DIRECTION - Using the listing below, extract each line that has the word "Reading" in it.

Records from a data source:
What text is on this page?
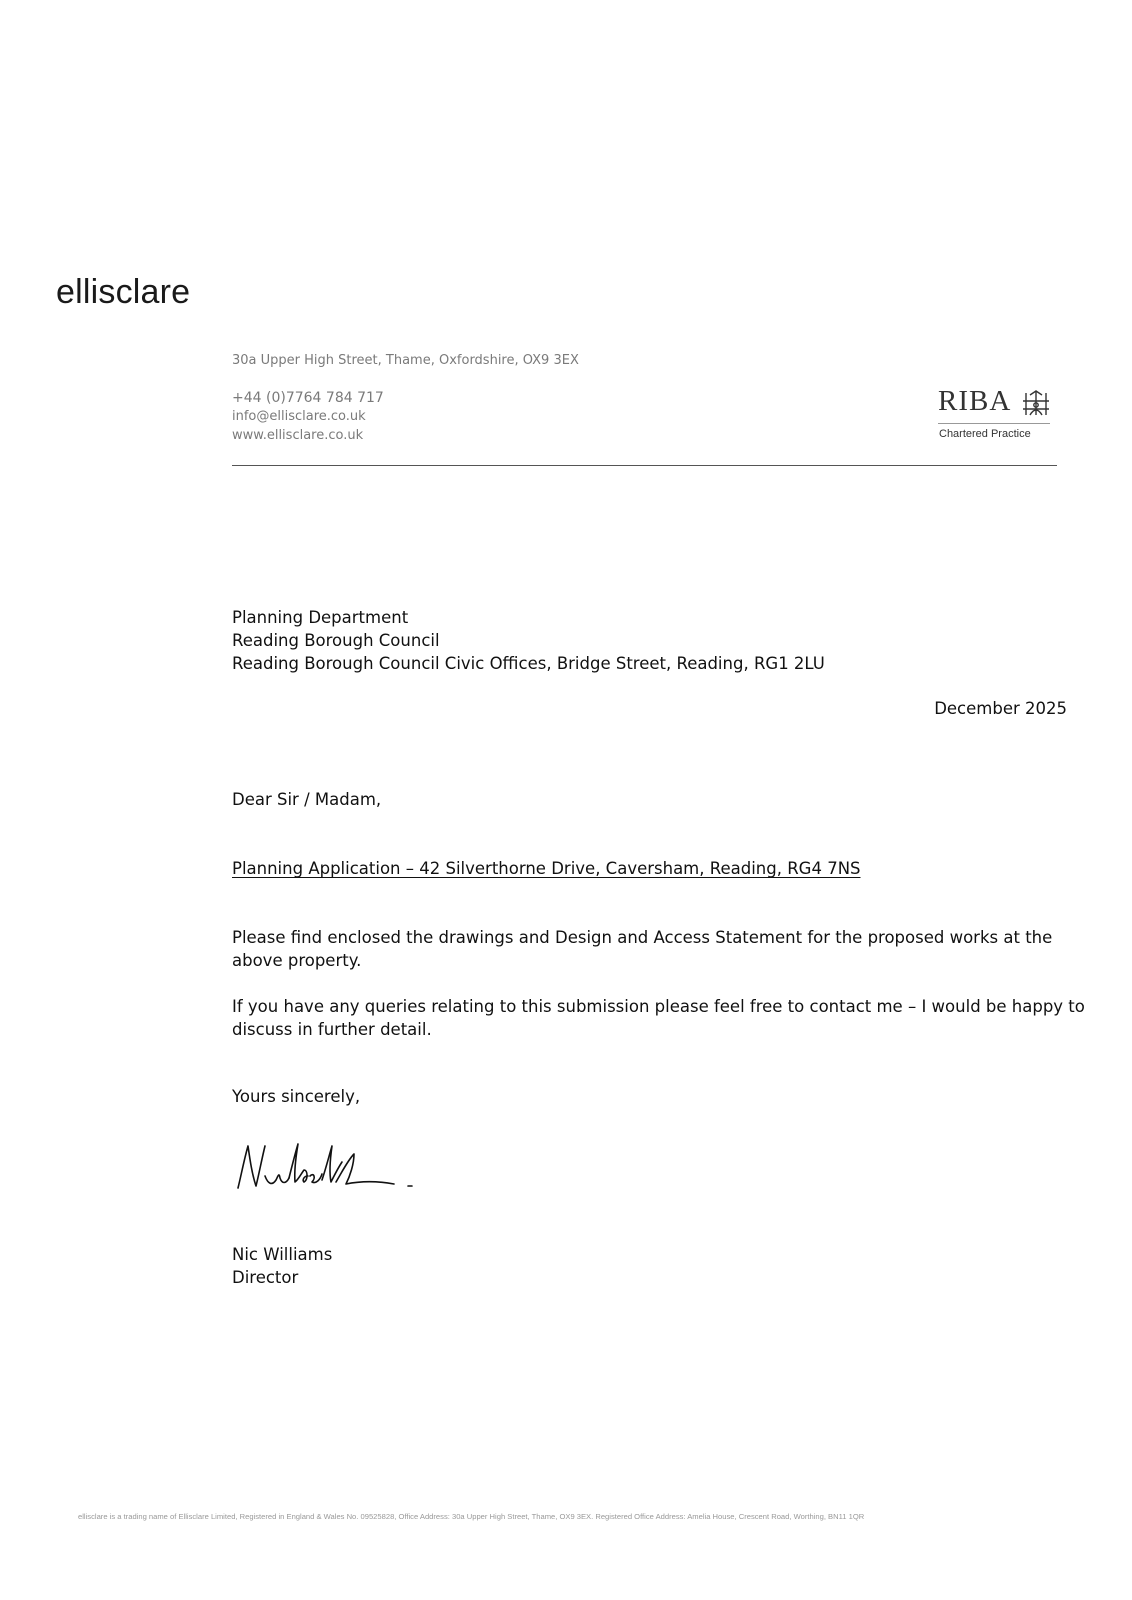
ellisclare
30a Upper High Street, Thame, Oxfordshire, OX9 3EX
+44 (0)7764 784 717
info@ellisclare.co.uk
www.ellisclare.co.uk
RIBA
Chartered Practice
Planning Department
Reading Borough Council
Reading Borough Council Civic Offices, Bridge Street, Reading, RG1 2LU
December 2025
Dear Sir / Madam,
Planning Application – 42 Silverthorne Drive, Caversham, Reading, RG4 7NS
Please find enclosed the drawings and Design and Access Statement for the proposed works at the
above property.
If you have any queries relating to this submission please feel free to contact me – I would be happy to
discuss in further detail.
Yours sincerely,
Nic Williams
Director
ellisclare is a trading name of Ellisclare Limited, Registered in England & Wales No. 09525828, Office Address: 30a Upper High Street, Thame, OX9 3EX. Registered Office Address: Amelia House, Crescent Road, Worthing, BN11 1QR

TASK ANSWER -
Reading Borough Council
Reading Borough Council Civic Offices, Bridge Street, Reading, RG1 2LU
Planning Application – 42 Silverthorne Drive, Caversham, Reading, RG4 7NS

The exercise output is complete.